[Records excerpted from a collection]

_____

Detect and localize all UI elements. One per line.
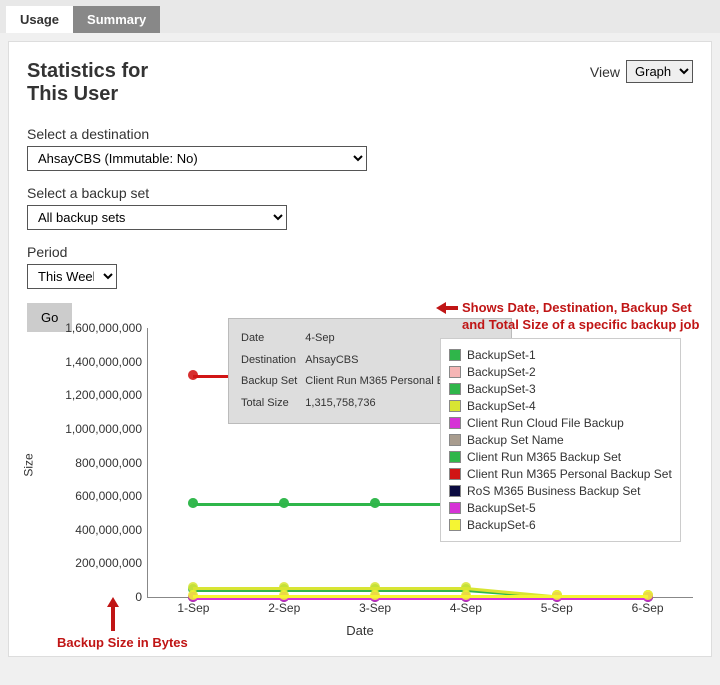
x-axis-label: Date — [346, 623, 373, 638]
tooltip-key: Date — [241, 329, 303, 349]
backupset-label: Select a backup set — [27, 185, 693, 201]
y-tick-label: 1,400,000,000 — [65, 355, 148, 369]
x-tick-label: 2-Sep — [268, 601, 300, 615]
series-point[interactable] — [188, 498, 198, 508]
legend-swatch — [449, 349, 461, 361]
series-point[interactable] — [188, 590, 198, 600]
legend-swatch — [449, 383, 461, 395]
tab-usage[interactable]: Usage — [6, 6, 73, 33]
legend-swatch — [449, 502, 461, 514]
legend-label: BackupSet-2 — [467, 365, 536, 379]
legend-item[interactable]: BackupSet-6 — [449, 518, 672, 532]
tooltip-key: Destination — [241, 351, 303, 371]
y-tick-label: 800,000,000 — [75, 456, 148, 470]
y-tick-label: 600,000,000 — [75, 489, 148, 503]
series-segment — [557, 595, 648, 598]
legend-label: Client Run M365 Personal Backup Set — [467, 467, 672, 481]
tab-bar: Usage Summary — [0, 0, 720, 33]
series-segment — [284, 595, 375, 598]
arrow-left-icon — [436, 302, 458, 314]
series-point[interactable] — [643, 590, 653, 600]
legend-item[interactable]: BackupSet-2 — [449, 365, 672, 379]
legend-label: Client Run Cloud File Backup — [467, 416, 624, 430]
stats-panel: Statistics for This User View Graph Sele… — [8, 41, 712, 657]
chart-plot: Date4-SepDestinationAhsayCBSBackup SetCl… — [147, 328, 693, 598]
arrow-up-icon — [107, 597, 119, 631]
legend-label: BackupSet-5 — [467, 501, 536, 515]
legend-label: Client Run M365 Backup Set — [467, 450, 621, 464]
legend-item[interactable]: BackupSet-1 — [449, 348, 672, 362]
series-segment — [284, 503, 375, 506]
period-label: Period — [27, 244, 693, 260]
annotation-tooltip-note: Shows Date, Destination, Backup Set and … — [462, 300, 712, 334]
series-point[interactable] — [552, 590, 562, 600]
tab-summary[interactable]: Summary — [73, 6, 160, 33]
legend-label: BackupSet-1 — [467, 348, 536, 362]
series-segment — [193, 503, 284, 506]
chart-legend: BackupSet-1 BackupSet-2 BackupSet-3 BackupS… — [440, 338, 681, 542]
y-tick-label: 1,000,000,000 — [65, 422, 148, 436]
destination-select[interactable]: AhsayCBS (Immutable: No) — [27, 146, 367, 171]
legend-item[interactable]: BackupSet-5 — [449, 501, 672, 515]
legend-swatch — [449, 468, 461, 480]
legend-label: RoS M365 Business Backup Set — [467, 484, 640, 498]
legend-item[interactable]: BackupSet-4 — [449, 399, 672, 413]
series-segment — [193, 587, 284, 590]
legend-label: BackupSet-4 — [467, 399, 536, 413]
legend-swatch — [449, 366, 461, 378]
series-point[interactable] — [461, 590, 471, 600]
series-point[interactable] — [279, 498, 289, 508]
legend-swatch — [449, 485, 461, 497]
tooltip-key: Total Size — [241, 394, 303, 414]
series-segment — [466, 595, 557, 598]
legend-item[interactable]: Client Run M365 Personal Backup Set — [449, 467, 672, 481]
legend-label: BackupSet-6 — [467, 518, 536, 532]
series-point[interactable] — [370, 590, 380, 600]
x-tick-label: 6-Sep — [632, 601, 664, 615]
series-segment — [375, 587, 466, 590]
y-axis-label: Size — [22, 453, 36, 476]
series-point[interactable] — [370, 498, 380, 508]
x-tick-label: 3-Sep — [359, 601, 391, 615]
legend-item[interactable]: RoS M365 Business Backup Set — [449, 484, 672, 498]
legend-swatch — [449, 434, 461, 446]
annotation-yaxis-note: Backup Size in Bytes — [57, 635, 188, 650]
series-segment — [375, 595, 466, 598]
y-tick-label: 0 — [135, 590, 148, 604]
legend-item[interactable]: Client Run M365 Backup Set — [449, 450, 672, 464]
y-tick-label: 200,000,000 — [75, 556, 148, 570]
x-tick-label: 1-Sep — [177, 601, 209, 615]
legend-swatch — [449, 451, 461, 463]
view-select[interactable]: Graph — [626, 60, 693, 83]
legend-item[interactable]: Client Run Cloud File Backup — [449, 416, 672, 430]
destination-label: Select a destination — [27, 126, 693, 142]
legend-swatch — [449, 417, 461, 429]
tooltip-key: Backup Set — [241, 372, 303, 392]
legend-item[interactable]: BackupSet-3 — [449, 382, 672, 396]
legend-label: Backup Set Name — [467, 433, 564, 447]
y-tick-label: 1,600,000,000 — [65, 321, 148, 335]
series-point[interactable] — [279, 590, 289, 600]
legend-swatch — [449, 400, 461, 412]
y-tick-label: 1,200,000,000 — [65, 388, 148, 402]
series-point[interactable] — [188, 370, 198, 380]
backupset-select[interactable]: All backup sets — [27, 205, 287, 230]
period-select[interactable]: This Week — [27, 264, 117, 289]
chart-area: Size Date4-SepDestinationAhsayCBSBackup … — [27, 308, 693, 638]
x-tick-label: 4-Sep — [450, 601, 482, 615]
legend-item[interactable]: Backup Set Name — [449, 433, 672, 447]
series-segment — [284, 587, 375, 590]
page-title: Statistics for This User — [27, 60, 187, 106]
series-segment — [193, 595, 284, 598]
view-label: View — [590, 64, 620, 80]
legend-swatch — [449, 519, 461, 531]
legend-label: BackupSet-3 — [467, 382, 536, 396]
x-tick-label: 5-Sep — [541, 601, 573, 615]
y-tick-label: 400,000,000 — [75, 523, 148, 537]
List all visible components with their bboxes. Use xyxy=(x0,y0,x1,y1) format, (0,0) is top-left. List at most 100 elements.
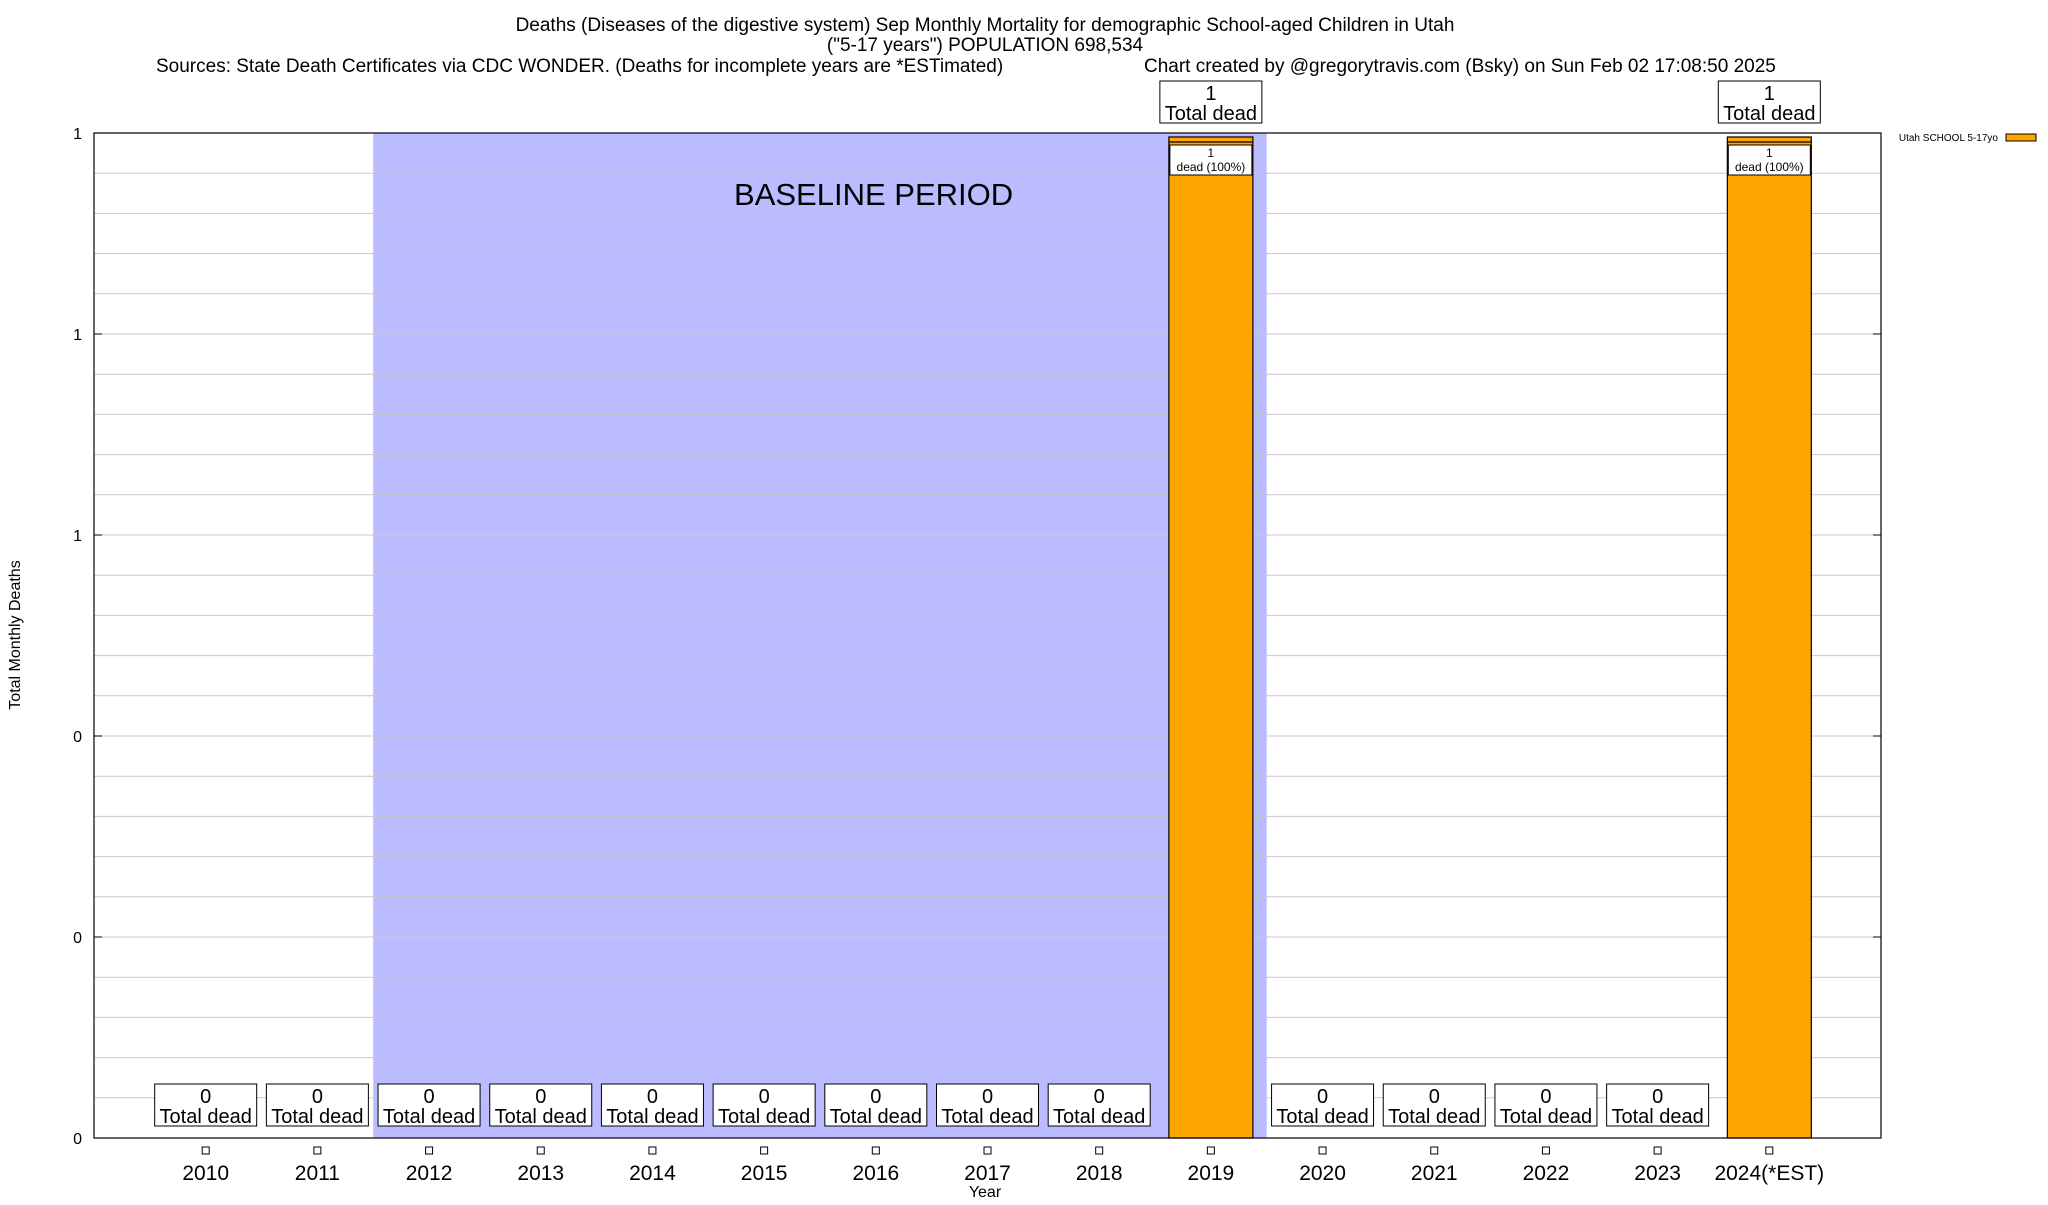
total-label-box xyxy=(377,1083,481,1127)
total-label-box xyxy=(1159,80,1263,124)
x-category-marker xyxy=(983,1146,992,1155)
legend-label: Utah SCHOOL 5-17yo xyxy=(1899,133,1999,144)
total-label-value: 1 xyxy=(1205,83,1216,105)
total-label-box xyxy=(1382,1083,1486,1127)
total-label-value: 0 xyxy=(1094,1086,1105,1108)
total-label-text: Total dead xyxy=(271,1106,363,1128)
x-category-marker xyxy=(1653,1146,1662,1155)
total-label-box xyxy=(265,1083,369,1127)
total-label-value: 1 xyxy=(1764,83,1775,105)
total-label-text: Total dead xyxy=(941,1106,1033,1128)
x-tick-label: 2010 xyxy=(182,1162,229,1185)
total-label-text: Total dead xyxy=(1723,103,1815,125)
x-tick-label: 2013 xyxy=(517,1162,564,1185)
x-tick-label: 2017 xyxy=(964,1162,1011,1185)
x-tick-label: 2018 xyxy=(1076,1162,1123,1185)
total-label-text: Total dead xyxy=(1500,1106,1592,1128)
y-tick-label: 0 xyxy=(73,729,82,746)
y-tick-label: 1 xyxy=(73,528,82,545)
segment-label-box xyxy=(1727,144,1811,176)
x-tick-label: 2014 xyxy=(629,1162,676,1185)
x-tick-label: 2024(*EST) xyxy=(1714,1162,1824,1185)
x-tick-label: 2023 xyxy=(1634,1162,1681,1185)
total-label-value: 0 xyxy=(424,1086,435,1108)
total-label-box xyxy=(1271,1083,1375,1127)
bar xyxy=(1168,136,1254,1139)
total-label-box xyxy=(154,1083,258,1127)
y-tick-label: 0 xyxy=(73,1131,82,1148)
total-label-value: 0 xyxy=(870,1086,881,1108)
legend-swatch xyxy=(2005,133,2037,142)
total-label-box xyxy=(1047,1083,1151,1127)
total-label-box xyxy=(936,1083,1039,1127)
segment-label-text: dead (100%) xyxy=(1735,160,1804,174)
y-tick-label: 0 xyxy=(73,930,82,947)
chart-credit: Chart created by @gregorytravis.com (Bsk… xyxy=(1144,56,1776,77)
segment-label-count: 1 xyxy=(1766,146,1773,160)
total-label-value: 0 xyxy=(312,1086,323,1108)
plot-frame xyxy=(93,132,1882,1139)
total-label-text: Total dead xyxy=(718,1106,810,1128)
total-label-value: 0 xyxy=(759,1086,770,1108)
total-label-value: 0 xyxy=(1540,1086,1551,1108)
total-label-text: Total dead xyxy=(383,1106,475,1128)
x-tick-label: 2020 xyxy=(1299,1162,1346,1185)
x-category-marker xyxy=(313,1146,322,1155)
x-category-marker xyxy=(1318,1146,1327,1155)
baseline-period-region xyxy=(373,133,1267,1138)
total-label-text: Total dead xyxy=(495,1106,587,1128)
y-tick-label: 1 xyxy=(73,126,82,143)
total-label-text: Total dead xyxy=(1165,103,1257,125)
x-category-marker xyxy=(648,1146,657,1155)
x-tick-label: 2021 xyxy=(1411,1162,1458,1185)
total-label-box xyxy=(1717,80,1821,124)
segment-label-text: dead (100%) xyxy=(1177,160,1246,174)
x-category-marker xyxy=(760,1146,769,1155)
total-label-box xyxy=(712,1083,816,1127)
total-label-text: Total dead xyxy=(1611,1106,1703,1128)
x-category-marker xyxy=(425,1146,434,1155)
x-axis-label: Year xyxy=(969,1184,1002,1200)
chart-sources: Sources: State Death Certificates via CD… xyxy=(156,56,1003,77)
chart-subtitle: ("5-17 years") POPULATION 698,534 xyxy=(827,35,1144,56)
total-label-text: Total dead xyxy=(160,1106,252,1128)
x-category-marker xyxy=(1095,1146,1104,1155)
total-label-value: 0 xyxy=(200,1086,211,1108)
x-tick-label: 2022 xyxy=(1523,1162,1570,1185)
total-label-value: 0 xyxy=(1429,1086,1440,1108)
x-category-marker xyxy=(1430,1146,1439,1155)
x-category-marker xyxy=(1541,1146,1550,1155)
x-category-marker xyxy=(201,1146,210,1155)
total-label-value: 0 xyxy=(982,1086,993,1108)
total-label-value: 0 xyxy=(1317,1086,1328,1108)
x-tick-label: 2015 xyxy=(741,1162,788,1185)
total-label-value: 0 xyxy=(1652,1086,1663,1108)
total-label-text: Total dead xyxy=(606,1106,698,1128)
x-tick-label: 2019 xyxy=(1188,1162,1235,1185)
segment-label-box xyxy=(1169,144,1253,176)
total-label-value: 0 xyxy=(535,1086,546,1108)
bar xyxy=(1726,136,1812,1139)
x-category-marker xyxy=(1206,1146,1215,1155)
baseline-period-label: BASELINE PERIOD xyxy=(734,177,1013,212)
segment-label-count: 1 xyxy=(1208,146,1215,160)
x-category-marker xyxy=(536,1146,545,1155)
x-category-marker xyxy=(871,1146,880,1155)
x-tick-label: 2016 xyxy=(852,1162,899,1185)
total-label-text: Total dead xyxy=(1276,1106,1368,1128)
y-axis-label: Total Monthly Deaths xyxy=(7,560,24,709)
total-label-text: Total dead xyxy=(830,1106,922,1128)
x-category-marker xyxy=(1765,1146,1774,1155)
total-label-box xyxy=(489,1083,593,1127)
total-label-box xyxy=(1606,1083,1710,1127)
chart-title: Deaths (Diseases of the digestive system… xyxy=(516,15,1455,36)
total-label-text: Total dead xyxy=(1053,1106,1145,1128)
total-label-box xyxy=(824,1083,928,1127)
total-label-value: 0 xyxy=(647,1086,658,1108)
x-tick-label: 2012 xyxy=(406,1162,453,1185)
total-label-box xyxy=(600,1083,704,1127)
total-label-box xyxy=(1494,1083,1598,1127)
x-tick-label: 2011 xyxy=(295,1162,340,1185)
total-label-text: Total dead xyxy=(1388,1106,1480,1128)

_____

§ **Exercise description**
Write out, character for character, every line of the entries from the line with "x-axis-label: Date — [346, 623, 373, 638]" to the line with "x-tick-label: 2-Sep — [268, 601, 300, 615]", including both of those lines.

§ **Task answer**
x-axis-label: Date — [346, 623, 373, 638]
tooltip-key: Date — [241, 329, 303, 349]
backupset-label: Select a backup set — [27, 185, 693, 201]
y-tick-label: 1,400,000,000 — [65, 355, 148, 369]
x-tick-label: 2-Sep — [268, 601, 300, 615]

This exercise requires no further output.